BEGIN STORED RECORDS
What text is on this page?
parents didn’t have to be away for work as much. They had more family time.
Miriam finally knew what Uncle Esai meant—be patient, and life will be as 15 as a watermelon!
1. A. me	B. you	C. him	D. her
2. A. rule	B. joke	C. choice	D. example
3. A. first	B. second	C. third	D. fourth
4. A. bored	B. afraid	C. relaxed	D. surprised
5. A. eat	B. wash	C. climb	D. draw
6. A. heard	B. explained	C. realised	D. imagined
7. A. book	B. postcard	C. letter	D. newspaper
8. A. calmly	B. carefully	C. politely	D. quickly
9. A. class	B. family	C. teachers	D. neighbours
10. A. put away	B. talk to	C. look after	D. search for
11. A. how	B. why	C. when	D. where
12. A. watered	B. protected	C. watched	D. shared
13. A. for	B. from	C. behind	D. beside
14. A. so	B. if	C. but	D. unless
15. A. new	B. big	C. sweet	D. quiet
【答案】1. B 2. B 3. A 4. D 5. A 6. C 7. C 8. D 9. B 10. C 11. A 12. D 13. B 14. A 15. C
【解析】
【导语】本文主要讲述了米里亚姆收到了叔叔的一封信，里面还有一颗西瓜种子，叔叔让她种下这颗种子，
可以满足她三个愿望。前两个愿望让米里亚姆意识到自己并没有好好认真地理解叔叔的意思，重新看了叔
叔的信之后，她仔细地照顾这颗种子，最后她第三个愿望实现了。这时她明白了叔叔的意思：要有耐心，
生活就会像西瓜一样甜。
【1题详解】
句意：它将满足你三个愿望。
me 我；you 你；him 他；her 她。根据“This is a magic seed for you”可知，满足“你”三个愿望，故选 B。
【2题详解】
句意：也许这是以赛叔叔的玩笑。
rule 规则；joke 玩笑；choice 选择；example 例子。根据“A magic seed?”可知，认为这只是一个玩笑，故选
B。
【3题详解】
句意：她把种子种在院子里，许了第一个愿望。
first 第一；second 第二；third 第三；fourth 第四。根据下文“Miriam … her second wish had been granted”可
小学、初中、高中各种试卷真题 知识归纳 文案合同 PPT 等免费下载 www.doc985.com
END STORED RECORDS
• _TASK PROMPT_:
Identify and extract each line of the listing that contains "rule".

• _SOLUTION TO THIS EXERCISE_:
2. A. rule	B. joke	C. choice	D. example
rule 规则；joke 玩笑；choice 选择；example 例子。根据“A magic seed?”可知，认为这只是一个玩笑，故选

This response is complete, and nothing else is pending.